Stored entries
▼

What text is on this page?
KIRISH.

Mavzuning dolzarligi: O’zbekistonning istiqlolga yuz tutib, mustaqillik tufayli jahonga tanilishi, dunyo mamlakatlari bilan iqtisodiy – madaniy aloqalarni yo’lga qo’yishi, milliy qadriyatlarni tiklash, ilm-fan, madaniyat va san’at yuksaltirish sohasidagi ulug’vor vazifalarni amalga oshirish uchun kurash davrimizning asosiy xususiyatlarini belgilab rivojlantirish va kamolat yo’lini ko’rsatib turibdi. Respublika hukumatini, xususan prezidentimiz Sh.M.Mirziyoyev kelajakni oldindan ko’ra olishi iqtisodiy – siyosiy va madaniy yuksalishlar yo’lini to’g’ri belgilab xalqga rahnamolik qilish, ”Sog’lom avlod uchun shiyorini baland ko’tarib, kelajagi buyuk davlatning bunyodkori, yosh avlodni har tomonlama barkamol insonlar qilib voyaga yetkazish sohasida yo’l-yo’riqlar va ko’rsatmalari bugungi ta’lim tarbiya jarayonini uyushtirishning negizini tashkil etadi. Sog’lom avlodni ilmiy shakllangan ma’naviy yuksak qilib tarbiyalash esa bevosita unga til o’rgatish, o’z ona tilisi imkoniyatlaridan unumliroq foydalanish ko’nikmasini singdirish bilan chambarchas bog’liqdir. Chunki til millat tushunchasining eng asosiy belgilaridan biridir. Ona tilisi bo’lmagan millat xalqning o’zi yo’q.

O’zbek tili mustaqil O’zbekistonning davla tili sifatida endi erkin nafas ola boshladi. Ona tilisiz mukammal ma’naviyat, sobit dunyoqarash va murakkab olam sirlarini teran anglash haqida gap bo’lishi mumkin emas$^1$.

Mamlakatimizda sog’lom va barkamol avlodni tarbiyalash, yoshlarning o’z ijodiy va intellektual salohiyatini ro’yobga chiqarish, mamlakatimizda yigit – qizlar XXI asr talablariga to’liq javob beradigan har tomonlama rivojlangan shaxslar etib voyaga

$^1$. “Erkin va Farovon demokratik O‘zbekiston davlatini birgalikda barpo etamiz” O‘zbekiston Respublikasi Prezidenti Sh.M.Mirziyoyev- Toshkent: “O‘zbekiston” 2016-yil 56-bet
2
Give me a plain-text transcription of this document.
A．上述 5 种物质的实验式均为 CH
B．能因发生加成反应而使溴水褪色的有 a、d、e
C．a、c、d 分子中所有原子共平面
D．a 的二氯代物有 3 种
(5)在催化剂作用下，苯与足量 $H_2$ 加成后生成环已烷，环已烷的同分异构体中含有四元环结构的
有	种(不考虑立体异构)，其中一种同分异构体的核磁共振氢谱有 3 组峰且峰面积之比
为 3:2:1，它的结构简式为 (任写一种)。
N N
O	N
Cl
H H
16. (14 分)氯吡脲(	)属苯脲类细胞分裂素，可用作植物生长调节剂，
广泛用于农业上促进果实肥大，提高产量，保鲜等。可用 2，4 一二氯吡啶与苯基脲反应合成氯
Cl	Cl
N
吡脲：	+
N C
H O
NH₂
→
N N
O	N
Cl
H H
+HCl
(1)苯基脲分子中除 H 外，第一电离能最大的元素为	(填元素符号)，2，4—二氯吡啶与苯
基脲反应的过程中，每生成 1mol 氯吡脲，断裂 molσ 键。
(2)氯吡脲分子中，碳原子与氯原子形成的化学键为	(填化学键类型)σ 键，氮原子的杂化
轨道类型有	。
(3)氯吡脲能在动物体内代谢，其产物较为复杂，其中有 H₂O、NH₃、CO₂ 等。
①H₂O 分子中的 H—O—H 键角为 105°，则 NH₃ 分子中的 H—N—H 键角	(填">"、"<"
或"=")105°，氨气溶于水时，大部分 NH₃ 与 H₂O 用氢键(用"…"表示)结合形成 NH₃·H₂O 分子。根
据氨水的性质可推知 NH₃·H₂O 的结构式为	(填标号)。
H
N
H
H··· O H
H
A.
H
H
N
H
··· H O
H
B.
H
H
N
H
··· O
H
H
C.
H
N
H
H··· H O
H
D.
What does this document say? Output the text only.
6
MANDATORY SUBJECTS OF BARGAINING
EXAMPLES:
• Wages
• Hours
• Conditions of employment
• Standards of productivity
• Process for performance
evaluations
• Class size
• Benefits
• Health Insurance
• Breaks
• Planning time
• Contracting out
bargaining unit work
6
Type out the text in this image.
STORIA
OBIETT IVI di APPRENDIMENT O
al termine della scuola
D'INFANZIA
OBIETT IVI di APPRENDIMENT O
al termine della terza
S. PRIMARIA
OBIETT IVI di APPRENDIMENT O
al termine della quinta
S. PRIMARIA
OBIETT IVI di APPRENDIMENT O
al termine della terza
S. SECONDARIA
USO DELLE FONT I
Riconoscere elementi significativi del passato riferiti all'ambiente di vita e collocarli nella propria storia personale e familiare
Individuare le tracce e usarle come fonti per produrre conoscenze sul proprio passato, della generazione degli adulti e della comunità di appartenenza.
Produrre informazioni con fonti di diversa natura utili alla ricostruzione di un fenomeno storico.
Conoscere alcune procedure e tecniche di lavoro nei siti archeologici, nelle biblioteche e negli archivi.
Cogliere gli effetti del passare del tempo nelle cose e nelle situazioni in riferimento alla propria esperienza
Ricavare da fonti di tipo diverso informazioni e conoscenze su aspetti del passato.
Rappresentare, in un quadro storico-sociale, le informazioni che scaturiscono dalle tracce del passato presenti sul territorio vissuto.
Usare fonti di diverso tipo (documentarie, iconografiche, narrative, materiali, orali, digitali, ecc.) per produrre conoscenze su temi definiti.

▲

Word for word, quote all of the data above.

• _Final result_:
What text is on this page?
KIRISH.

Mavzuning dolzarligi: O’zbekistonning istiqlolga yuz tutib, mustaqillik tufayli jahonga tanilishi, dunyo mamlakatlari bilan iqtisodiy – madaniy aloqalarni yo’lga qo’yishi, milliy qadriyatlarni tiklash, ilm-fan, madaniyat va san’at yuksaltirish sohasidagi ulug’vor vazifalarni amalga oshirish uchun kurash davrimizning asosiy xususiyatlarini belgilab rivojlantirish va kamolat yo’lini ko’rsatib turibdi. Respublika hukumatini, xususan prezidentimiz Sh.M.Mirziyoyev kelajakni oldindan ko’ra olishi iqtisodiy – siyosiy va madaniy yuksalishlar yo’lini to’g’ri belgilab xalqga rahnamolik qilish, ”Sog’lom avlod uchun shiyorini baland ko’tarib, kelajagi buyuk davlatning bunyodkori, yosh avlodni har tomonlama barkamol insonlar qilib voyaga yetkazish sohasida yo’l-yo’riqlar va ko’rsatmalari bugungi ta’lim tarbiya jarayonini uyushtirishning negizini tashkil etadi. Sog’lom avlodni ilmiy shakllangan ma’naviy yuksak qilib tarbiyalash esa bevosita unga til o’rgatish, o’z ona tilisi imkoniyatlaridan unumliroq foydalanish ko’nikmasini singdirish bilan chambarchas bog’liqdir. Chunki til millat tushunchasining eng asosiy belgilaridan biridir. Ona tilisi bo’lmagan millat xalqning o’zi yo’q.

O’zbek tili mustaqil O’zbekistonning davla tili sifatida endi erkin nafas ola boshladi. Ona tilisiz mukammal ma’naviyat, sobit dunyoqarash va murakkab olam sirlarini teran anglash haqida gap bo’lishi mumkin emas$^1$.

Mamlakatimizda sog’lom va barkamol avlodni tarbiyalash, yoshlarning o’z ijodiy va intellektual salohiyatini ro’yobga chiqarish, mamlakatimizda yigit – qizlar XXI asr talablariga to’liq javob beradigan har tomonlama rivojlangan shaxslar etib voyaga

$^1$. “Erkin va Farovon demokratik O‘zbekiston davlatini birgalikda barpo etamiz” O‘zbekiston Respublikasi Prezidenti Sh.M.Mirziyoyev- Toshkent: “O‘zbekiston” 2016-yil 56-bet
2
Give me a plain-text transcription of this document.
A．上述 5 种物质的实验式均为 CH
B．能因发生加成反应而使溴水褪色的有 a、d、e
C．a、c、d 分子中所有原子共平面
D．a 的二氯代物有 3 种
(5)在催化剂作用下，苯与足量 $H_2$ 加成后生成环已烷，环已烷的同分异构体中含有四元环结构的
有	种(不考虑立体异构)，其中一种同分异构体的核磁共振氢谱有 3 组峰且峰面积之比
为 3:2:1，它的结构简式为 (任写一种)。
N N
O	N
Cl
H H
16. (14 分)氯吡脲(	)属苯脲类细胞分裂素，可用作植物生长调节剂，
广泛用于农业上促进果实肥大，提高产量，保鲜等。可用 2，4 一二氯吡啶与苯基脲反应合成氯
Cl	Cl
N
吡脲：	+
N C
H O
NH₂
→
N N
O	N
Cl
H H
+HCl
(1)苯基脲分子中除 H 外，第一电离能最大的元素为	(填元素符号)，2，4—二氯吡啶与苯
基脲反应的过程中，每生成 1mol 氯吡脲，断裂 molσ 键。
(2)氯吡脲分子中，碳原子与氯原子形成的化学键为	(填化学键类型)σ 键，氮原子的杂化
轨道类型有	。
(3)氯吡脲能在动物体内代谢，其产物较为复杂，其中有 H₂O、NH₃、CO₂ 等。
①H₂O 分子中的 H—O—H 键角为 105°，则 NH₃ 分子中的 H—N—H 键角	(填">"、"<"
或"=")105°，氨气溶于水时，大部分 NH₃ 与 H₂O 用氢键(用"…"表示)结合形成 NH₃·H₂O 分子。根
据氨水的性质可推知 NH₃·H₂O 的结构式为	(填标号)。
H
N
H
H··· O H
H
A.
H
H
N
H
··· H O
H
B.
H
H
N
H
··· O
H
H
C.
H
N
H
H··· H O
H
D.
What does this document say? Output the text only.
6
MANDATORY SUBJECTS OF BARGAINING
EXAMPLES:
• Wages
• Hours
• Conditions of employment
• Standards of productivity
• Process for performance
evaluations
• Class size
• Benefits
• Health Insurance
• Breaks
• Planning time
• Contracting out
bargaining unit work
6
Type out the text in this image.
STORIA
OBIETT IVI di APPRENDIMENT O
al termine della scuola
D'INFANZIA
OBIETT IVI di APPRENDIMENT O
al termine della terza
S. PRIMARIA
OBIETT IVI di APPRENDIMENT O
al termine della quinta
S. PRIMARIA
OBIETT IVI di APPRENDIMENT O
al termine della terza
S. SECONDARIA
USO DELLE FONT I
Riconoscere elementi significativi del passato riferiti all'ambiente di vita e collocarli nella propria storia personale e familiare
Individuare le tracce e usarle come fonti per produrre conoscenze sul proprio passato, della generazione degli adulti e della comunità di appartenenza.
Produrre informazioni con fonti di diversa natura utili alla ricostruzione di un fenomeno storico.
Conoscere alcune procedure e tecniche di lavoro nei siti archeologici, nelle biblioteche e negli archivi.
Cogliere gli effetti del passare del tempo nelle cose e nelle situazioni in riferimento alla propria esperienza
Ricavare da fonti di tipo diverso informazioni e conoscenze su aspetti del passato.
Rappresentare, in un quadro storico-sociale, le informazioni che scaturiscono dalle tracce del passato presenti sul territorio vissuto.
Usare fonti di diverso tipo (documentarie, iconografiche, narrative, materiali, orali, digitali, ecc.) per produrre conoscenze su temi definiti.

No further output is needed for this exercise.